*** Given data

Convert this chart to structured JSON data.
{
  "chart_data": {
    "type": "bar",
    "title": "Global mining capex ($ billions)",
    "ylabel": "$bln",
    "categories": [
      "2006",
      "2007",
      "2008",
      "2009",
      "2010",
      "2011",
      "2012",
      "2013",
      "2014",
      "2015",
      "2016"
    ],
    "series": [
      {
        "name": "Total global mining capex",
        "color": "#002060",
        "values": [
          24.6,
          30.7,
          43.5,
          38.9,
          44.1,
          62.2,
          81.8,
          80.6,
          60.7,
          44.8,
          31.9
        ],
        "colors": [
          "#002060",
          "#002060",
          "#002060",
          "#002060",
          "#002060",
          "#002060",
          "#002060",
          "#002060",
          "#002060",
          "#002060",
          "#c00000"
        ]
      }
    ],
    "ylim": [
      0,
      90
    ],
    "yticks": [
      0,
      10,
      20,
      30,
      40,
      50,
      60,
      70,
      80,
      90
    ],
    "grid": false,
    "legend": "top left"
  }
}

******

* **Exercise brief**: From the preceding material, extract every line exactly.

* **Result**:
Convert this chart to structured JSON data.
{
  "chart_data": {
    "type": "bar",
    "title": "Global mining capex ($ billions)",
    "ylabel": "$bln",
    "categories": [
      "2006",
      "2007",
      "2008",
      "2009",
      "2010",
      "2011",
      "2012",
      "2013",
      "2014",
      "2015",
      "2016"
    ],
    "series": [
      {
        "name": "Total global mining capex",
        "color": "#002060",
        "values": [
          24.6,
          30.7,
          43.5,
          38.9,
          44.1,
          62.2,
          81.8,
          80.6,
          60.7,
          44.8,
          31.9
        ],
        "colors": [
          "#002060",
          "#002060",
          "#002060",
          "#002060",
          "#002060",
          "#002060",
          "#002060",
          "#002060",
          "#002060",
          "#002060",
          "#c00000"
        ]
      }
    ],
    "ylim": [
      0,
      90
    ],
    "yticks": [
      0,
      10,
      20,
      30,
      40,
      50,
      60,
      70,
      80,
      90
    ],
    "grid": false,
    "legend": "top left"
  }
}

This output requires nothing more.